(Given exercise) Could you print all the entries exactly?
____________
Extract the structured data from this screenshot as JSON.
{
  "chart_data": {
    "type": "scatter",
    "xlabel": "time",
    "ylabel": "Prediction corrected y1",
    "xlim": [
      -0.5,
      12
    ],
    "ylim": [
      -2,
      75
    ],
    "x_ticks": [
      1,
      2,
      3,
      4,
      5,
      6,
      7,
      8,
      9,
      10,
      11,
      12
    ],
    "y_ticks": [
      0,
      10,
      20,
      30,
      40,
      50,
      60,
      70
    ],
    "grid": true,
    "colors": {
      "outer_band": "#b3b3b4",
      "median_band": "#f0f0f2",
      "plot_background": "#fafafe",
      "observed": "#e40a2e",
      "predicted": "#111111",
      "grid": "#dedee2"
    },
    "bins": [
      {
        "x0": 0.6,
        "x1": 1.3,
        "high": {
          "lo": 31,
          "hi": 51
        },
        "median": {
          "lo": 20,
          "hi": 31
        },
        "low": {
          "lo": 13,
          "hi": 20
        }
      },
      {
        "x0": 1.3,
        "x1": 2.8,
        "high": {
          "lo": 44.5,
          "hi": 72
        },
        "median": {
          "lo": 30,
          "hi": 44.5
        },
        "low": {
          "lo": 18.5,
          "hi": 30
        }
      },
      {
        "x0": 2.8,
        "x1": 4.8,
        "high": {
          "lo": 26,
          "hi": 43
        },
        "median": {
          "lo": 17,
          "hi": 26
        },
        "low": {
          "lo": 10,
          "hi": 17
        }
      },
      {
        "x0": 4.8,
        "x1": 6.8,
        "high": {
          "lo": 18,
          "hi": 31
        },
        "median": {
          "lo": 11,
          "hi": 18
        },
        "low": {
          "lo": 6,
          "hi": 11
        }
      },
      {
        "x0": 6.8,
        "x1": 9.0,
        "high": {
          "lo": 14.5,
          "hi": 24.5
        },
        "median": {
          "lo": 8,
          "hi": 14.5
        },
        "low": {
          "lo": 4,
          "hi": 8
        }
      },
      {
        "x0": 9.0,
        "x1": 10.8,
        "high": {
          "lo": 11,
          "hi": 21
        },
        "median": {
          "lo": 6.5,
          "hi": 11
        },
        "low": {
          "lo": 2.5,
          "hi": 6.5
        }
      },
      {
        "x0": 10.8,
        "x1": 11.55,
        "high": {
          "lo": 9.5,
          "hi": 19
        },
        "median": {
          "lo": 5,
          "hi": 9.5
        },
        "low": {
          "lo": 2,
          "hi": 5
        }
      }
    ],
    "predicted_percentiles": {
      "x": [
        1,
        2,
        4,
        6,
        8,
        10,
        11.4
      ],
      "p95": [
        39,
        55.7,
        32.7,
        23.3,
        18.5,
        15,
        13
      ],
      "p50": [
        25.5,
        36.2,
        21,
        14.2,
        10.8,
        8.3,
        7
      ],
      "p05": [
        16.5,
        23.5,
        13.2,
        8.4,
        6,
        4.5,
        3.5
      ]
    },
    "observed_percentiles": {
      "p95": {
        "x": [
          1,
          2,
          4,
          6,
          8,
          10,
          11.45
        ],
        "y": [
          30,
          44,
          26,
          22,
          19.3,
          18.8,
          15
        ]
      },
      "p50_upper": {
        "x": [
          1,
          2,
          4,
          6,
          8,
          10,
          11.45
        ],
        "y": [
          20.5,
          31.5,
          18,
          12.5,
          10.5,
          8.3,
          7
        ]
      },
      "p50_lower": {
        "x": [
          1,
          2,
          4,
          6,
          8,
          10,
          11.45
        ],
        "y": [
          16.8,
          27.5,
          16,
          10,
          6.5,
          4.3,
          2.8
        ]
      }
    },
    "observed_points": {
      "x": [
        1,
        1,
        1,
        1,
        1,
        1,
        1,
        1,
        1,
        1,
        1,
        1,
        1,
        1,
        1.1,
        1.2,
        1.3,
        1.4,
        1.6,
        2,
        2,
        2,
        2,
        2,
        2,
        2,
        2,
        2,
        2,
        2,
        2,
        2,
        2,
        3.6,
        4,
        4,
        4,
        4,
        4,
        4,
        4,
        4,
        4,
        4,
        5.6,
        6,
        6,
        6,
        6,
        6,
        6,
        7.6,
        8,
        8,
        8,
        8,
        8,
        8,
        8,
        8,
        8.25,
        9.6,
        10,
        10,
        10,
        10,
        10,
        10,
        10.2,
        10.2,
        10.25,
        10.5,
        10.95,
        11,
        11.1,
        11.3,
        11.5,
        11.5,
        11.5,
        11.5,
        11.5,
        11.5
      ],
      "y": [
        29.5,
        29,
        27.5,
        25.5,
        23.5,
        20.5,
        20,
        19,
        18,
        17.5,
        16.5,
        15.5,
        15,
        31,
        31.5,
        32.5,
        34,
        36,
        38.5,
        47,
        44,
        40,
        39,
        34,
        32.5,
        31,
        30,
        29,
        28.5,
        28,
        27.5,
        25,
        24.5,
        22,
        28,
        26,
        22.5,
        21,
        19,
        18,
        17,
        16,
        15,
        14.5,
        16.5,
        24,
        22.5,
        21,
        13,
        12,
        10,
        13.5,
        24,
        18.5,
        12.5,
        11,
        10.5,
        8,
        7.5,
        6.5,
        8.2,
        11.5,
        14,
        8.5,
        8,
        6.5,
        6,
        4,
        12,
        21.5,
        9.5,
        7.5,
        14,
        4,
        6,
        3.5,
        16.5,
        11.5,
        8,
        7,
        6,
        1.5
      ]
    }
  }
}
____________
(Written solution)
Extract the structured data from this screenshot as JSON.
{
  "chart_data": {
    "type": "scatter",
    "xlabel": "time",
    "ylabel": "Prediction corrected y1",
    "xlim": [
      -0.5,
      12
    ],
    "ylim": [
      -2,
      75
    ],
    "x_ticks": [
      1,
      2,
      3,
      4,
      5,
      6,
      7,
      8,
      9,
      10,
      11,
      12
    ],
    "y_ticks": [
      0,
      10,
      20,
      30,
      40,
      50,
      60,
      70
    ],
    "grid": true,
    "colors": {
      "outer_band": "#b3b3b4",
      "median_band": "#f0f0f2",
      "plot_background": "#fafafe",
      "observed": "#e40a2e",
      "predicted": "#111111",
      "grid": "#dedee2"
    },
    "bins": [
      {
        "x0": 0.6,
        "x1": 1.3,
        "high": {
          "lo": 31,
          "hi": 51
        },
        "median": {
          "lo": 20,
          "hi": 31
        },
        "low": {
          "lo": 13,
          "hi": 20
        }
      },
      {
        "x0": 1.3,
        "x1": 2.8,
        "high": {
          "lo": 44.5,
          "hi": 72
        },
        "median": {
          "lo": 30,
          "hi": 44.5
        },
        "low": {
          "lo": 18.5,
          "hi": 30
        }
      },
      {
        "x0": 2.8,
        "x1": 4.8,
        "high": {
          "lo": 26,
          "hi": 43
        },
        "median": {
          "lo": 17,
          "hi": 26
        },
        "low": {
          "lo": 10,
          "hi": 17
        }
      },
      {
        "x0": 4.8,
        "x1": 6.8,
        "high": {
          "lo": 18,
          "hi": 31
        },
        "median": {
          "lo": 11,
          "hi": 18
        },
        "low": {
          "lo": 6,
          "hi": 11
        }
      },
      {
        "x0": 6.8,
        "x1": 9.0,
        "high": {
          "lo": 14.5,
          "hi": 24.5
        },
        "median": {
          "lo": 8,
          "hi": 14.5
        },
        "low": {
          "lo": 4,
          "hi": 8
        }
      },
      {
        "x0": 9.0,
        "x1": 10.8,
        "high": {
          "lo": 11,
          "hi": 21
        },
        "median": {
          "lo": 6.5,
          "hi": 11
        },
        "low": {
          "lo": 2.5,
          "hi": 6.5
        }
      },
      {
        "x0": 10.8,
        "x1": 11.55,
        "high": {
          "lo": 9.5,
          "hi": 19
        },
        "median": {
          "lo": 5,
          "hi": 9.5
        },
        "low": {
          "lo": 2,
          "hi": 5
        }
      }
    ],
    "predicted_percentiles": {
      "x": [
        1,
        2,
        4,
        6,
        8,
        10,
        11.4
      ],
      "p95": [
        39,
        55.7,
        32.7,
        23.3,
        18.5,
        15,
        13
      ],
      "p50": [
        25.5,
        36.2,
        21,
        14.2,
        10.8,
        8.3,
        7
      ],
      "p05": [
        16.5,
        23.5,
        13.2,
        8.4,
        6,
        4.5,
        3.5
      ]
    },
    "observed_percentiles": {
      "p95": {
        "x": [
          1,
          2,
          4,
          6,
          8,
          10,
          11.45
        ],
        "y": [
          30,
          44,
          26,
          22,
          19.3,
          18.8,
          15
        ]
      },
      "p50_upper": {
        "x": [
          1,
          2,
          4,
          6,
          8,
          10,
          11.45
        ],
        "y": [
          20.5,
          31.5,
          18,
          12.5,
          10.5,
          8.3,
          7
        ]
      },
      "p50_lower": {
        "x": [
          1,
          2,
          4,
          6,
          8,
          10,
          11.45
        ],
        "y": [
          16.8,
          27.5,
          16,
          10,
          6.5,
          4.3,
          2.8
        ]
      }
    },
    "observed_points": {
      "x": [
        1,
        1,
        1,
        1,
        1,
        1,
        1,
        1,
        1,
        1,
        1,
        1,
        1,
        1,
        1.1,
        1.2,
        1.3,
        1.4,
        1.6,
        2,
        2,
        2,
        2,
        2,
        2,
        2,
        2,
        2,
        2,
        2,
        2,
        2,
        2,
        3.6,
        4,
        4,
        4,
        4,
        4,
        4,
        4,
        4,
        4,
        4,
        5.6,
        6,
        6,
        6,
        6,
        6,
        6,
        7.6,
        8,
        8,
        8,
        8,
        8,
        8,
        8,
        8,
        8.25,
        9.6,
        10,
        10,
        10,
        10,
        10,
        10,
        10.2,
        10.2,
        10.25,
        10.5,
        10.95,
        11,
        11.1,
        11.3,
        11.5,
        11.5,
        11.5,
        11.5,
        11.5,
        11.5
      ],
      "y": [
        29.5,
        29,
        27.5,
        25.5,
        23.5,
        20.5,
        20,
        19,
        18,
        17.5,
        16.5,
        15.5,
        15,
        31,
        31.5,
        32.5,
        34,
        36,
        38.5,
        47,
        44,
        40,
        39,
        34,
        32.5,
        31,
        30,
        29,
        28.5,
        28,
        27.5,
        25,
        24.5,
        22,
        28,
        26,
        22.5,
        21,
        19,
        18,
        17,
        16,
        15,
        14.5,
        16.5,
        24,
        22.5,
        21,
        13,
        12,
        10,
        13.5,
        24,
        18.5,
        12.5,
        11,
        10.5,
        8,
        7.5,
        6.5,
        8.2,
        11.5,
        14,
        8.5,
        8,
        6.5,
        6,
        4,
        12,
        21.5,
        9.5,
        7.5,
        14,
        4,
        6,
        3.5,
        16.5,
        11.5,
        8,
        7,
        6,
        1.5
      ]
    }
  }
}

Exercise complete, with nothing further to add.